ITEMS

'''

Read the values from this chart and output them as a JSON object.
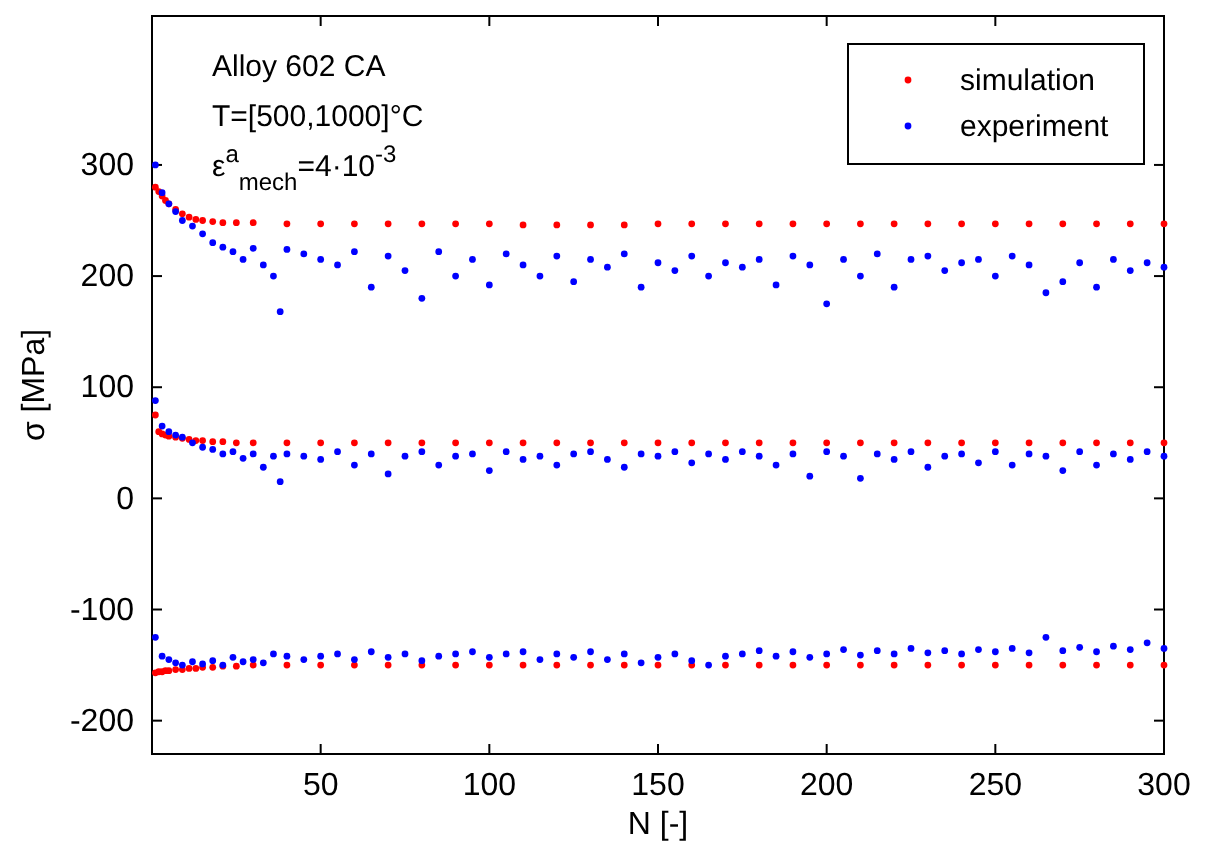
{
  "chart_data": {
    "type": "scatter",
    "xlabel": "N [-]",
    "ylabel": "σ [MPa]",
    "xlim": [
      0,
      300
    ],
    "xticks": [
      50,
      100,
      150,
      200,
      250,
      300
    ],
    "ylim": [
      -230,
      434
    ],
    "yticks": [
      -200,
      -100,
      0,
      100,
      200,
      300
    ],
    "grid": false,
    "legend": "top right",
    "marker": "circle",
    "annotations": [
      "Alloy 602 CA",
      "T=[500,1000]°C",
      "ε$^{a}$$_{mech}$=4·10$^{-3}$"
    ],
    "series": [
      {
        "name": "simulation",
        "color": "#ff0000",
        "x": [
          1,
          2,
          3,
          4,
          5,
          7,
          9,
          11,
          13,
          15,
          18,
          21,
          25,
          30,
          40,
          50,
          60,
          70,
          80,
          90,
          100,
          110,
          120,
          130,
          140,
          150,
          160,
          170,
          180,
          190,
          200,
          210,
          220,
          230,
          240,
          250,
          260,
          270,
          280,
          290,
          300,
          1,
          2,
          3,
          4,
          5,
          7,
          9,
          11,
          13,
          15,
          18,
          21,
          25,
          30,
          40,
          50,
          60,
          70,
          80,
          90,
          100,
          110,
          120,
          130,
          140,
          150,
          160,
          170,
          180,
          190,
          200,
          210,
          220,
          230,
          240,
          250,
          260,
          270,
          280,
          290,
          300,
          1,
          2,
          3,
          4,
          5,
          7,
          9,
          11,
          13,
          15,
          18,
          21,
          25,
          30,
          40,
          50,
          60,
          70,
          80,
          90,
          100,
          110,
          120,
          130,
          140,
          150,
          160,
          170,
          180,
          190,
          200,
          210,
          220,
          230,
          240,
          250,
          260,
          270,
          280,
          290,
          300
        ],
        "values": [
          280,
          276,
          272,
          268,
          265,
          260,
          256,
          253,
          251,
          250,
          249,
          248,
          248,
          248,
          247,
          247,
          247,
          247,
          247,
          247,
          247,
          246,
          246,
          246,
          246,
          247,
          247,
          247,
          247,
          247,
          247,
          247,
          247,
          247,
          247,
          247,
          247,
          247,
          247,
          247,
          247,
          75,
          60,
          58,
          57,
          56,
          55,
          54,
          53,
          52,
          52,
          51,
          51,
          50,
          50,
          50,
          50,
          50,
          50,
          50,
          50,
          50,
          50,
          50,
          50,
          50,
          50,
          50,
          50,
          50,
          50,
          50,
          50,
          50,
          50,
          50,
          50,
          50,
          50,
          50,
          50,
          50,
          -157,
          -156,
          -156,
          -155,
          -155,
          -154,
          -154,
          -153,
          -153,
          -152,
          -152,
          -151,
          -151,
          -150,
          -150,
          -150,
          -150,
          -150,
          -150,
          -150,
          -150,
          -150,
          -150,
          -150,
          -150,
          -150,
          -150,
          -150,
          -150,
          -150,
          -150,
          -150,
          -150,
          -150,
          -150,
          -150,
          -150,
          -150,
          -150,
          -150,
          -150
        ]
      },
      {
        "name": "experiment",
        "color": "#0000ff",
        "x": [
          1,
          3,
          5,
          7,
          9,
          12,
          15,
          18,
          21,
          24,
          27,
          30,
          33,
          36,
          38,
          40,
          45,
          50,
          55,
          60,
          65,
          70,
          75,
          80,
          85,
          90,
          95,
          100,
          105,
          110,
          115,
          120,
          125,
          130,
          135,
          140,
          145,
          150,
          155,
          160,
          165,
          170,
          175,
          180,
          185,
          190,
          195,
          200,
          205,
          210,
          215,
          220,
          225,
          230,
          235,
          240,
          245,
          250,
          255,
          260,
          265,
          270,
          275,
          280,
          285,
          290,
          295,
          300,
          1,
          3,
          5,
          7,
          9,
          12,
          15,
          18,
          21,
          24,
          27,
          30,
          33,
          36,
          38,
          40,
          45,
          50,
          55,
          60,
          65,
          70,
          75,
          80,
          85,
          90,
          95,
          100,
          105,
          110,
          115,
          120,
          125,
          130,
          135,
          140,
          145,
          150,
          155,
          160,
          165,
          170,
          175,
          180,
          185,
          190,
          195,
          200,
          205,
          210,
          215,
          220,
          225,
          230,
          235,
          240,
          245,
          250,
          255,
          260,
          265,
          270,
          275,
          280,
          285,
          290,
          295,
          300,
          1,
          3,
          5,
          7,
          9,
          12,
          15,
          18,
          21,
          24,
          27,
          30,
          33,
          36,
          40,
          45,
          50,
          55,
          60,
          65,
          70,
          75,
          80,
          85,
          90,
          95,
          100,
          105,
          110,
          115,
          120,
          125,
          130,
          135,
          140,
          145,
          150,
          155,
          160,
          165,
          170,
          175,
          180,
          185,
          190,
          195,
          200,
          205,
          210,
          215,
          220,
          225,
          230,
          235,
          240,
          245,
          250,
          255,
          260,
          265,
          270,
          275,
          280,
          285,
          290,
          295,
          300
        ],
        "values": [
          300,
          275,
          265,
          258,
          250,
          245,
          238,
          230,
          226,
          222,
          215,
          225,
          210,
          200,
          168,
          224,
          220,
          215,
          210,
          222,
          190,
          218,
          205,
          180,
          222,
          200,
          215,
          192,
          220,
          210,
          200,
          218,
          195,
          215,
          208,
          220,
          190,
          212,
          205,
          218,
          200,
          212,
          208,
          215,
          192,
          218,
          210,
          175,
          215,
          200,
          220,
          190,
          215,
          218,
          205,
          212,
          215,
          200,
          218,
          210,
          185,
          195,
          212,
          190,
          215,
          205,
          212,
          208,
          88,
          65,
          60,
          57,
          55,
          50,
          46,
          44,
          40,
          42,
          36,
          40,
          28,
          38,
          15,
          40,
          38,
          35,
          42,
          30,
          40,
          22,
          38,
          42,
          30,
          38,
          40,
          25,
          42,
          35,
          38,
          30,
          40,
          42,
          35,
          28,
          40,
          38,
          42,
          32,
          40,
          35,
          42,
          38,
          30,
          40,
          20,
          42,
          38,
          18,
          40,
          35,
          42,
          28,
          38,
          40,
          32,
          42,
          30,
          40,
          38,
          25,
          42,
          30,
          40,
          35,
          42,
          38,
          -125,
          -142,
          -145,
          -148,
          -150,
          -147,
          -149,
          -146,
          -150,
          -143,
          -147,
          -145,
          -148,
          -140,
          -142,
          -145,
          -142,
          -140,
          -145,
          -138,
          -143,
          -140,
          -146,
          -142,
          -140,
          -138,
          -143,
          -140,
          -138,
          -145,
          -140,
          -143,
          -138,
          -145,
          -140,
          -148,
          -143,
          -140,
          -146,
          -150,
          -142,
          -140,
          -137,
          -142,
          -138,
          -143,
          -140,
          -136,
          -141,
          -137,
          -140,
          -135,
          -139,
          -137,
          -140,
          -136,
          -138,
          -135,
          -139,
          -125,
          -137,
          -134,
          -138,
          -133,
          -136,
          -130,
          -135
        ]
      }
    ]
  }
}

'''

SET PROBLEM
Please transcribe the material above exactly as written. Leave the pictures out.

RESPONSE
Read the values from this chart and output them as a JSON object.
{
  "chart_data": {
    "type": "scatter",
    "xlabel": "N [-]",
    "ylabel": "σ [MPa]",
    "xlim": [
      0,
      300
    ],
    "xticks": [
      50,
      100,
      150,
      200,
      250,
      300
    ],
    "ylim": [
      -230,
      434
    ],
    "yticks": [
      -200,
      -100,
      0,
      100,
      200,
      300
    ],
    "grid": false,
    "legend": "top right",
    "marker": "circle",
    "annotations": [
      "Alloy 602 CA",
      "T=[500,1000]°C",
      "ε$^{a}$$_{mech}$=4·10$^{-3}$"
    ],
    "series": [
      {
        "name": "simulation",
        "color": "#ff0000",
        "x": [
          1,
          2,
          3,
          4,
          5,
          7,
          9,
          11,
          13,
          15,
          18,
          21,
          25,
          30,
          40,
          50,
          60,
          70,
          80,
          90,
          100,
          110,
          120,
          130,
          140,
          150,
          160,
          170,
          180,
          190,
          200,
          210,
          220,
          230,
          240,
          250,
          260,
          270,
          280,
          290,
          300,
          1,
          2,
          3,
          4,
          5,
          7,
          9,
          11,
          13,
          15,
          18,
          21,
          25,
          30,
          40,
          50,
          60,
          70,
          80,
          90,
          100,
          110,
          120,
          130,
          140,
          150,
          160,
          170,
          180,
          190,
          200,
          210,
          220,
          230,
          240,
          250,
          260,
          270,
          280,
          290,
          300,
          1,
          2,
          3,
          4,
          5,
          7,
          9,
          11,
          13,
          15,
          18,
          21,
          25,
          30,
          40,
          50,
          60,
          70,
          80,
          90,
          100,
          110,
          120,
          130,
          140,
          150,
          160,
          170,
          180,
          190,
          200,
          210,
          220,
          230,
          240,
          250,
          260,
          270,
          280,
          290,
          300
        ],
        "values": [
          280,
          276,
          272,
          268,
          265,
          260,
          256,
          253,
          251,
          250,
          249,
          248,
          248,
          248,
          247,
          247,
          247,
          247,
          247,
          247,
          247,
          246,
          246,
          246,
          246,
          247,
          247,
          247,
          247,
          247,
          247,
          247,
          247,
          247,
          247,
          247,
          247,
          247,
          247,
          247,
          247,
          75,
          60,
          58,
          57,
          56,
          55,
          54,
          53,
          52,
          52,
          51,
          51,
          50,
          50,
          50,
          50,
          50,
          50,
          50,
          50,
          50,
          50,
          50,
          50,
          50,
          50,
          50,
          50,
          50,
          50,
          50,
          50,
          50,
          50,
          50,
          50,
          50,
          50,
          50,
          50,
          50,
          -157,
          -156,
          -156,
          -155,
          -155,
          -154,
          -154,
          -153,
          -153,
          -152,
          -152,
          -151,
          -151,
          -150,
          -150,
          -150,
          -150,
          -150,
          -150,
          -150,
          -150,
          -150,
          -150,
          -150,
          -150,
          -150,
          -150,
          -150,
          -150,
          -150,
          -150,
          -150,
          -150,
          -150,
          -150,
          -150,
          -150,
          -150,
          -150,
          -150,
          -150
        ]
      },
      {
        "name": "experiment",
        "color": "#0000ff",
        "x": [
          1,
          3,
          5,
          7,
          9,
          12,
          15,
          18,
          21,
          24,
          27,
          30,
          33,
          36,
          38,
          40,
          45,
          50,
          55,
          60,
          65,
          70,
          75,
          80,
          85,
          90,
          95,
          100,
          105,
          110,
          115,
          120,
          125,
          130,
          135,
          140,
          145,
          150,
          155,
          160,
          165,
          170,
          175,
          180,
          185,
          190,
          195,
          200,
          205,
          210,
          215,
          220,
          225,
          230,
          235,
          240,
          245,
          250,
          255,
          260,
          265,
          270,
          275,
          280,
          285,
          290,
          295,
          300,
          1,
          3,
          5,
          7,
          9,
          12,
          15,
          18,
          21,
          24,
          27,
          30,
          33,
          36,
          38,
          40,
          45,
          50,
          55,
          60,
          65,
          70,
          75,
          80,
          85,
          90,
          95,
          100,
          105,
          110,
          115,
          120,
          125,
          130,
          135,
          140,
          145,
          150,
          155,
          160,
          165,
          170,
          175,
          180,
          185,
          190,
          195,
          200,
          205,
          210,
          215,
          220,
          225,
          230,
          235,
          240,
          245,
          250,
          255,
          260,
          265,
          270,
          275,
          280,
          285,
          290,
          295,
          300,
          1,
          3,
          5,
          7,
          9,
          12,
          15,
          18,
          21,
          24,
          27,
          30,
          33,
          36,
          40,
          45,
          50,
          55,
          60,
          65,
          70,
          75,
          80,
          85,
          90,
          95,
          100,
          105,
          110,
          115,
          120,
          125,
          130,
          135,
          140,
          145,
          150,
          155,
          160,
          165,
          170,
          175,
          180,
          185,
          190,
          195,
          200,
          205,
          210,
          215,
          220,
          225,
          230,
          235,
          240,
          245,
          250,
          255,
          260,
          265,
          270,
          275,
          280,
          285,
          290,
          295,
          300
        ],
        "values": [
          300,
          275,
          265,
          258,
          250,
          245,
          238,
          230,
          226,
          222,
          215,
          225,
          210,
          200,
          168,
          224,
          220,
          215,
          210,
          222,
          190,
          218,
          205,
          180,
          222,
          200,
          215,
          192,
          220,
          210,
          200,
          218,
          195,
          215,
          208,
          220,
          190,
          212,
          205,
          218,
          200,
          212,
          208,
          215,
          192,
          218,
          210,
          175,
          215,
          200,
          220,
          190,
          215,
          218,
          205,
          212,
          215,
          200,
          218,
          210,
          185,
          195,
          212,
          190,
          215,
          205,
          212,
          208,
          88,
          65,
          60,
          57,
          55,
          50,
          46,
          44,
          40,
          42,
          36,
          40,
          28,
          38,
          15,
          40,
          38,
          35,
          42,
          30,
          40,
          22,
          38,
          42,
          30,
          38,
          40,
          25,
          42,
          35,
          38,
          30,
          40,
          42,
          35,
          28,
          40,
          38,
          42,
          32,
          40,
          35,
          42,
          38,
          30,
          40,
          20,
          42,
          38,
          18,
          40,
          35,
          42,
          28,
          38,
          40,
          32,
          42,
          30,
          40,
          38,
          25,
          42,
          30,
          40,
          35,
          42,
          38,
          -125,
          -142,
          -145,
          -148,
          -150,
          -147,
          -149,
          -146,
          -150,
          -143,
          -147,
          -145,
          -148,
          -140,
          -142,
          -145,
          -142,
          -140,
          -145,
          -138,
          -143,
          -140,
          -146,
          -142,
          -140,
          -138,
          -143,
          -140,
          -138,
          -145,
          -140,
          -143,
          -138,
          -145,
          -140,
          -148,
          -143,
          -140,
          -146,
          -150,
          -142,
          -140,
          -137,
          -142,
          -138,
          -143,
          -140,
          -136,
          -141,
          -137,
          -140,
          -135,
          -139,
          -137,
          -140,
          -136,
          -138,
          -135,
          -139,
          -125,
          -137,
          -134,
          -138,
          -133,
          -136,
          -130,
          -135
        ]
      }
    ]
  }
}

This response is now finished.